++++ Information supplied

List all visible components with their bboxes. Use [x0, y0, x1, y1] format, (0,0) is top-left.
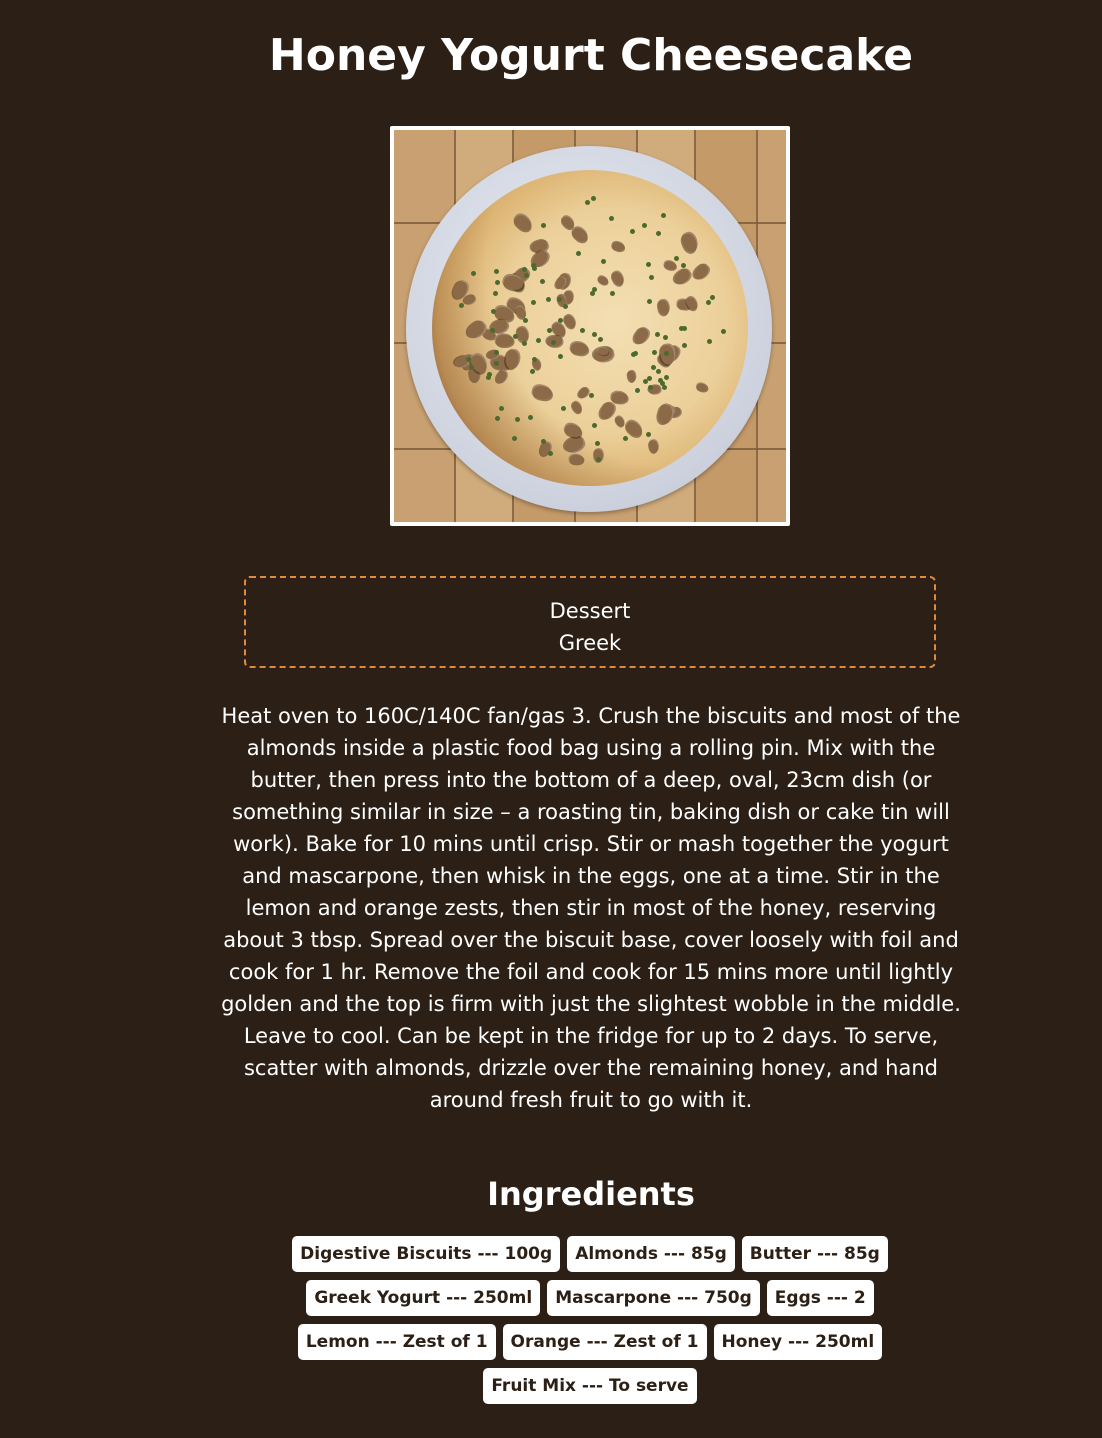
- nut-piece: [494, 332, 514, 347]
- herb-leaf: [540, 222, 546, 228]
- herb-leaf: [531, 299, 537, 305]
- herb-leaf: [458, 302, 464, 308]
- recipe-image: [394, 130, 786, 522]
- herb-leaf: [662, 335, 668, 341]
- ingredient-pill: Butter --- 85g: [741, 1236, 888, 1272]
- herb-leaf: [556, 296, 562, 302]
- ingredient-pill: Greek Yogurt --- 250ml: [306, 1280, 541, 1316]
- recipe-instructions: Heat oven to 160C/140C fan/gas 3. Crush …: [221, 704, 961, 1112]
- ingredient-pill: Lemon --- Zest of 1: [297, 1324, 496, 1360]
- tag-cuisine: Greek: [558, 631, 622, 655]
- herb-leaf: [641, 222, 647, 228]
- ingredient-pill: Eggs --- 2: [766, 1280, 874, 1316]
- herb-leaf: [489, 328, 495, 334]
- ingredients-heading: Ingredients: [487, 1175, 695, 1213]
- herb-leaf: [654, 331, 660, 337]
- herb-leaf: [673, 255, 679, 261]
- herb-leaf: [648, 274, 654, 280]
- herb-leaf: [652, 349, 658, 355]
- ingredient-pill: Digestive Biscuits --- 100g: [292, 1236, 561, 1272]
- recipe-title: Honey Yogurt Cheesecake: [268, 30, 914, 81]
- herb-leaf: [545, 297, 551, 303]
- herb-leaf: [591, 287, 597, 293]
- herb-leaf: [678, 326, 684, 331]
- herb-leaf: [622, 435, 628, 441]
- herb-leaf: [575, 250, 581, 256]
- herb-leaf: [595, 440, 601, 446]
- herb-leaf: [655, 368, 661, 374]
- herb-leaf: [527, 414, 533, 420]
- herb-leaf: [634, 387, 640, 393]
- herb-leaf: [522, 317, 528, 323]
- recipe-page: Honey Yogurt Cheesecake Dessert Greek He…: [0, 0, 1102, 1438]
- herb-leaf: [663, 375, 669, 381]
- herb-leaf: [562, 303, 568, 309]
- herb-leaf: [707, 338, 713, 344]
- herb-leaf: [486, 374, 492, 380]
- herb-leaf: [645, 431, 651, 437]
- herb-leaf: [492, 290, 498, 296]
- recipe-tags: Dessert Greek: [244, 576, 936, 668]
- ingredient-pill: Orange --- Zest of 1: [502, 1324, 707, 1360]
- herb-leaf: [511, 435, 517, 441]
- herb-leaf: [539, 279, 545, 285]
- ingredients-list: Digestive Biscuits --- 100g Almonds --- …: [258, 1236, 922, 1404]
- ingredient-pill: Honey --- 250ml: [713, 1324, 883, 1360]
- tag-category: Dessert: [549, 599, 631, 623]
- herb-leaf: [561, 405, 567, 411]
- herb-leaf: [629, 228, 635, 234]
- ingredient-pill: Almonds --- 85g: [567, 1236, 735, 1272]
- herb-leaf: [588, 392, 594, 398]
- herb-leaf: [494, 416, 500, 422]
- herb-leaf: [498, 406, 504, 412]
- recipe-image-frame: [390, 126, 790, 526]
- herb-leaf: [531, 262, 537, 268]
- herb-leaf: [655, 230, 661, 236]
- ingredient-pill: Mascarpone --- 750g: [547, 1280, 760, 1316]
- herb-leaf: [532, 357, 537, 363]
- herb-leaf: [632, 351, 638, 357]
- herb-leaf: [521, 267, 527, 273]
- herb-leaf: [646, 298, 652, 304]
- herb-leaf: [521, 340, 527, 346]
- herb-leaf: [609, 215, 615, 221]
- herb-leaf: [681, 343, 687, 349]
- ingredient-pill: Fruit Mix --- To serve: [483, 1368, 697, 1404]
- herb-leaf: [468, 364, 474, 370]
- herb-leaf: [523, 272, 529, 278]
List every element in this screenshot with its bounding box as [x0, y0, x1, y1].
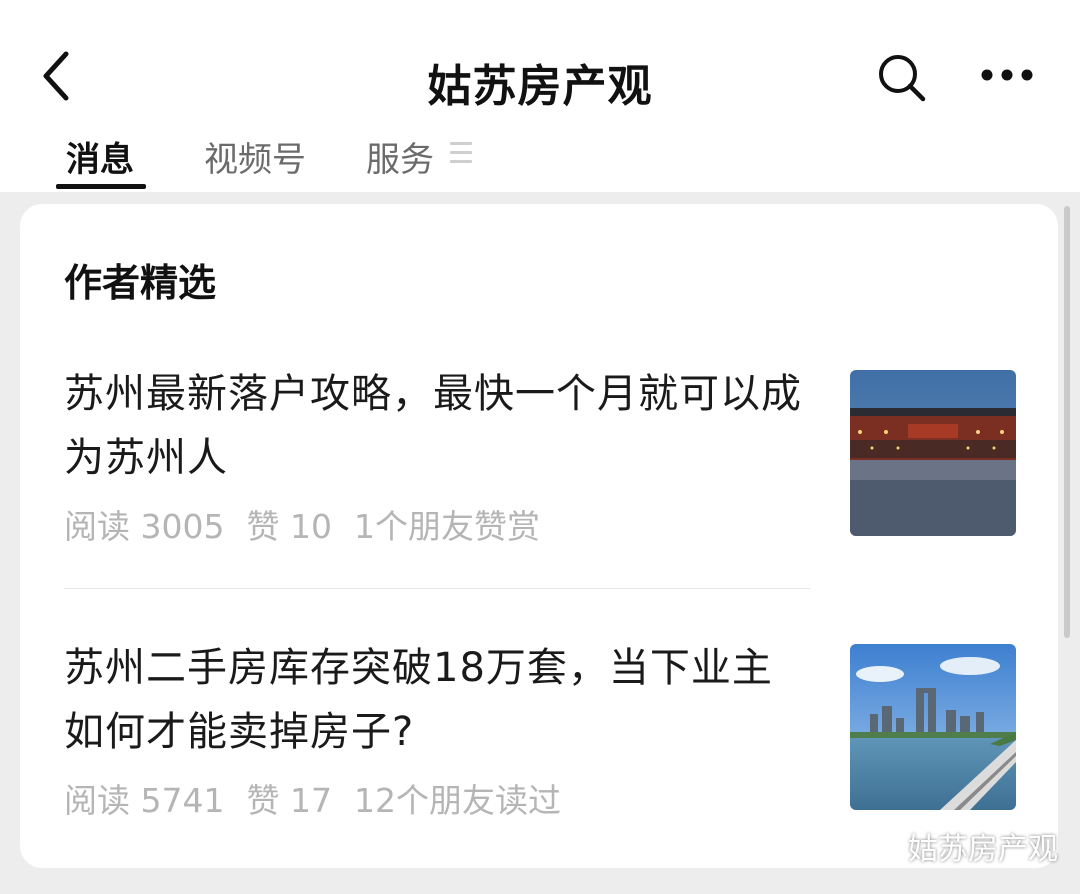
article-title[interactable]: 苏州二手房库存突破18万套，当下业主如何才能卖掉房子? — [64, 636, 808, 764]
article-title[interactable]: 苏州最新落户攻略，最快一个月就可以成为苏州人 — [64, 362, 808, 490]
divider — [64, 588, 810, 589]
like-count: 赞 17 — [246, 781, 332, 820]
article-meta: 阅读 5741 赞 17 12个朋友读过 — [64, 774, 583, 822]
more-dots-icon — [981, 69, 1033, 81]
like-count: 赞 10 — [246, 507, 332, 546]
tab-messages[interactable]: 消息 — [66, 132, 134, 181]
top-bar: 姑苏房产观 消息 视频号 服务 — [0, 0, 1080, 192]
read-count: 阅读 5741 — [64, 781, 225, 820]
featured-card: 作者精选 苏州最新落户攻略，最快一个月就可以成为苏州人 阅读 3005 赞 10 1… — [20, 204, 1058, 868]
more-button[interactable] — [978, 60, 1036, 90]
wechat-logo-icon — [860, 830, 899, 861]
menu-icon[interactable] — [450, 142, 472, 168]
tab-channels[interactable]: 视频号 — [204, 132, 306, 181]
search-icon — [879, 55, 926, 102]
article-meta: 阅读 3005 赞 10 1个朋友赞赏 — [64, 500, 562, 548]
article-thumbnail[interactable] — [850, 644, 1016, 810]
watermark: 姑苏房产观 — [860, 826, 1058, 867]
tab-services[interactable]: 服务 — [366, 132, 434, 181]
friend-activity: 1个朋友赞赏 — [353, 507, 540, 546]
active-tab-indicator — [56, 184, 146, 189]
watermark-text: 姑苏房产观 — [908, 832, 1058, 867]
read-count: 阅读 3005 — [64, 507, 225, 546]
section-title: 作者精选 — [64, 261, 217, 305]
train-station-night-thumbnail — [850, 370, 1016, 536]
tab-bar: 消息 视频号 服务 — [0, 128, 1080, 192]
city-skyline-lake-thumbnail — [850, 644, 1016, 810]
article-thumbnail[interactable] — [850, 370, 1016, 536]
scrollbar[interactable] — [1064, 206, 1070, 638]
friend-activity: 12个朋友读过 — [353, 781, 561, 820]
search-button[interactable] — [876, 52, 928, 104]
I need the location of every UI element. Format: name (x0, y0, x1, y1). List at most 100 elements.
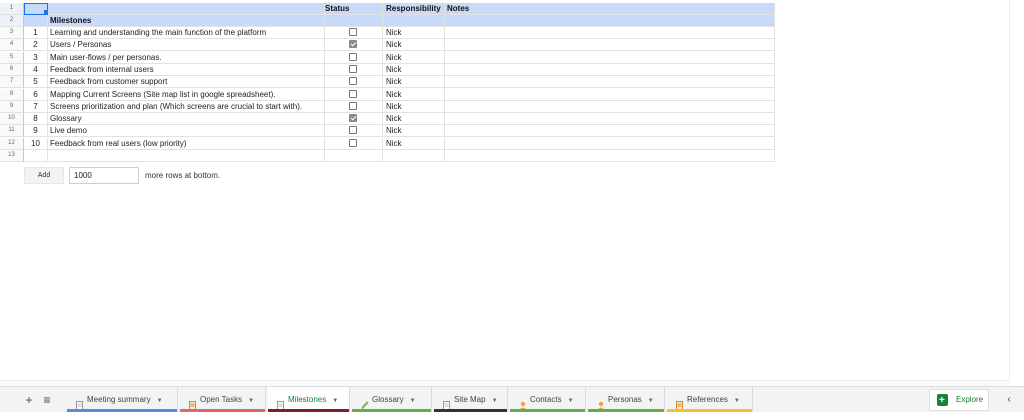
responsibility-cell[interactable]: Nick (383, 27, 445, 39)
notes-cell[interactable] (445, 125, 775, 138)
milestone-number[interactable]: 7 (24, 100, 48, 113)
milestone-task[interactable] (48, 150, 325, 162)
sheet-tab[interactable]: Open Tasks ▼ (180, 387, 266, 412)
cell-c2[interactable] (325, 15, 383, 27)
milestone-number[interactable]: 8 (24, 113, 48, 126)
status-cell[interactable] (325, 39, 383, 52)
status-cell[interactable] (325, 76, 383, 89)
status-checkbox[interactable] (349, 114, 357, 123)
status-cell[interactable] (325, 100, 383, 113)
milestone-task[interactable]: Feedback from internal users (48, 63, 325, 76)
chevron-down-icon[interactable]: ▼ (332, 398, 338, 404)
sheet-tab[interactable]: Glossary ▼ (352, 387, 432, 412)
notes-header[interactable]: Notes (445, 3, 775, 15)
row-number[interactable]: 9 (0, 100, 24, 113)
status-checkbox[interactable] (349, 40, 357, 49)
row-number[interactable]: 3 (0, 27, 24, 39)
row-number[interactable]: 6 (0, 63, 24, 76)
responsibility-cell[interactable]: Nick (383, 137, 445, 150)
status-checkbox[interactable] (349, 64, 357, 73)
explore-button[interactable]: Explore (929, 389, 989, 411)
cell-d2[interactable] (383, 15, 445, 27)
notes-cell[interactable] (445, 63, 775, 76)
milestone-task[interactable]: Live demo (48, 125, 325, 138)
vertical-scrollbar[interactable] (1009, 0, 1024, 380)
responsibility-cell[interactable] (383, 150, 445, 162)
responsibility-cell[interactable]: Nick (383, 76, 445, 89)
status-header[interactable]: Status (325, 3, 383, 15)
row-number[interactable]: 1 (0, 3, 24, 15)
chevron-down-icon[interactable]: ▼ (157, 398, 163, 404)
status-checkbox[interactable] (349, 126, 357, 135)
row-number[interactable]: 13 (0, 150, 24, 162)
status-cell[interactable] (325, 125, 383, 138)
milestone-task[interactable]: Main user-flows / per personas. (48, 51, 325, 64)
add-rows-button[interactable]: Add (24, 167, 64, 184)
chevron-down-icon[interactable]: ▼ (492, 398, 498, 404)
notes-cell[interactable] (445, 137, 775, 150)
row-number[interactable]: 7 (0, 76, 24, 89)
milestone-number[interactable]: 1 (24, 27, 48, 39)
sheet-tab[interactable]: Personas ▼ (588, 387, 665, 412)
responsibility-cell[interactable]: Nick (383, 113, 445, 126)
status-checkbox[interactable] (349, 77, 357, 86)
chevron-left-icon[interactable]: ‹ (1000, 391, 1018, 409)
notes-cell[interactable] (445, 150, 775, 162)
rows-count-input[interactable] (69, 167, 139, 184)
milestone-task[interactable]: Users / Personas (48, 39, 325, 52)
responsibility-cell[interactable]: Nick (383, 88, 445, 101)
cell-a2[interactable] (24, 15, 48, 27)
status-checkbox[interactable] (349, 89, 357, 98)
milestones-header[interactable]: Milestones (48, 15, 325, 27)
notes-cell[interactable] (445, 113, 775, 126)
sheet-tab[interactable]: Milestones ▼ (268, 387, 350, 412)
milestone-number[interactable]: 10 (24, 137, 48, 150)
responsibility-cell[interactable]: Nick (383, 63, 445, 76)
status-cell[interactable] (325, 63, 383, 76)
chevron-down-icon[interactable]: ▼ (410, 398, 416, 404)
milestone-task[interactable]: Screens prioritization and plan (Which s… (48, 100, 325, 113)
status-cell[interactable] (325, 51, 383, 64)
sheet-tab[interactable]: References ▼ (667, 387, 753, 412)
milestone-task[interactable]: Feedback from real users (low priority) (48, 137, 325, 150)
add-sheet-icon[interactable]: + (20, 391, 38, 409)
milestone-number[interactable]: 5 (24, 76, 48, 89)
milestone-number[interactable] (24, 150, 48, 162)
row-number[interactable]: 5 (0, 51, 24, 64)
status-checkbox[interactable] (349, 138, 357, 147)
notes-cell[interactable] (445, 76, 775, 89)
milestone-number[interactable]: 3 (24, 51, 48, 64)
cell-e2[interactable] (445, 15, 775, 27)
cell-b1[interactable] (48, 3, 325, 15)
status-checkbox[interactable] (349, 28, 357, 36)
selection-handle[interactable] (44, 10, 48, 14)
status-cell[interactable] (325, 137, 383, 150)
sheet-tab[interactable]: Meeting summary ▼ (67, 387, 178, 412)
milestone-number[interactable]: 2 (24, 39, 48, 52)
status-cell[interactable] (325, 88, 383, 101)
milestone-number[interactable]: 9 (24, 125, 48, 138)
all-sheets-icon[interactable]: ≡ (38, 391, 56, 409)
responsibility-cell[interactable]: Nick (383, 125, 445, 138)
status-checkbox[interactable] (349, 101, 357, 110)
milestone-number[interactable]: 6 (24, 88, 48, 101)
row-number[interactable]: 10 (0, 113, 24, 126)
status-cell[interactable] (325, 27, 383, 39)
sheet-tab[interactable]: Contacts ▼ (510, 387, 586, 412)
notes-cell[interactable] (445, 39, 775, 52)
status-cell[interactable] (325, 113, 383, 126)
chevron-down-icon[interactable]: ▼ (734, 398, 740, 404)
row-number[interactable]: 12 (0, 137, 24, 150)
responsibility-cell[interactable]: Nick (383, 100, 445, 113)
milestone-task[interactable]: Glossary (48, 113, 325, 126)
sheet-tab[interactable]: Site Map ▼ (434, 387, 508, 412)
notes-cell[interactable] (445, 100, 775, 113)
milestone-task[interactable]: Mapping Current Screens (Site map list i… (48, 88, 325, 101)
status-cell[interactable] (325, 150, 383, 162)
responsibility-cell[interactable]: Nick (383, 51, 445, 64)
chevron-down-icon[interactable]: ▼ (248, 398, 254, 404)
chevron-down-icon[interactable]: ▼ (648, 398, 654, 404)
row-number[interactable]: 8 (0, 88, 24, 101)
responsibility-cell[interactable]: Nick (383, 39, 445, 52)
chevron-down-icon[interactable]: ▼ (568, 398, 574, 404)
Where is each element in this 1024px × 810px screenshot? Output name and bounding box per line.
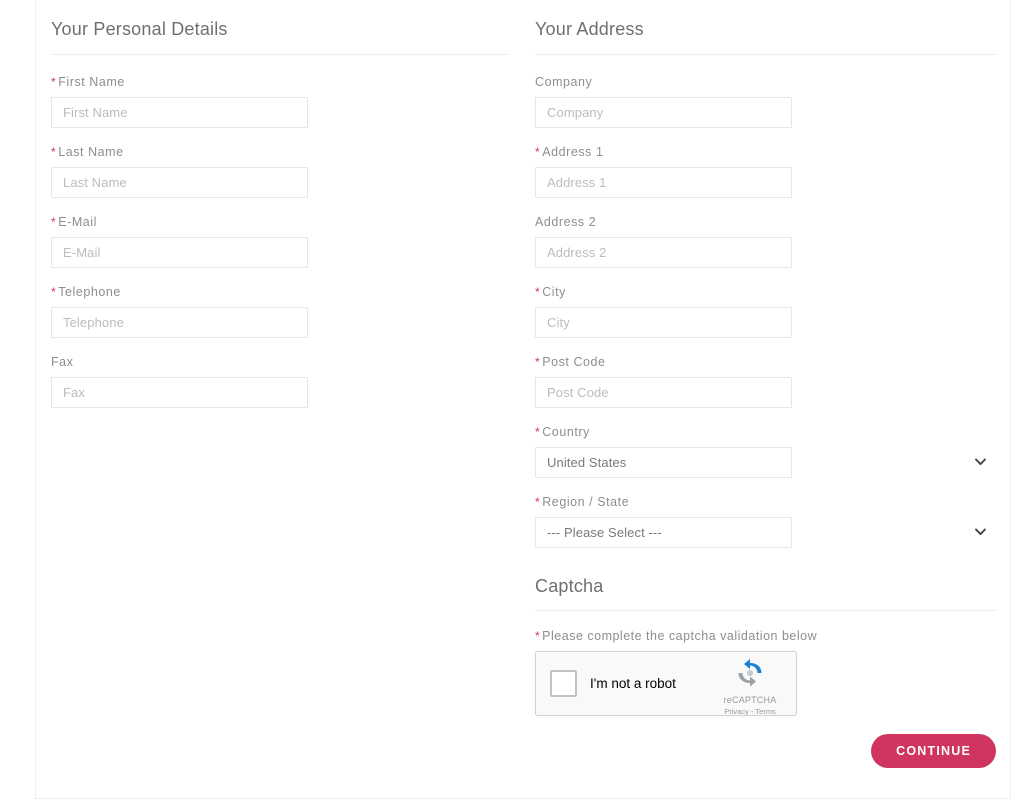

++++++++

Reproduce verbatim the lines of the entries from the line containing "responsibility-cell[interactable]: Nick (383, 27, 445, 39)" through the line containing "sheet-tab[interactable]: Glossary ▼", including both of those lines.

responsibility-cell[interactable]: Nick (383, 27, 445, 39)
notes-cell[interactable] (445, 125, 775, 138)
milestone-number[interactable]: 7 (24, 100, 48, 113)
milestone-task[interactable] (48, 150, 325, 162)
sheet-tab[interactable]: Open Tasks ▼ (180, 387, 266, 412)
cell-c2[interactable] (325, 15, 383, 27)
milestone-number[interactable]: 8 (24, 113, 48, 126)
status-cell[interactable] (325, 39, 383, 52)
status-cell[interactable] (325, 76, 383, 89)
status-checkbox[interactable] (349, 114, 357, 123)
status-cell[interactable] (325, 100, 383, 113)
milestone-task[interactable]: Feedback from internal users (48, 63, 325, 76)
chevron-down-icon[interactable]: ▼ (332, 398, 338, 404)
sheet-tab[interactable]: Glossary ▼ (352, 387, 432, 412)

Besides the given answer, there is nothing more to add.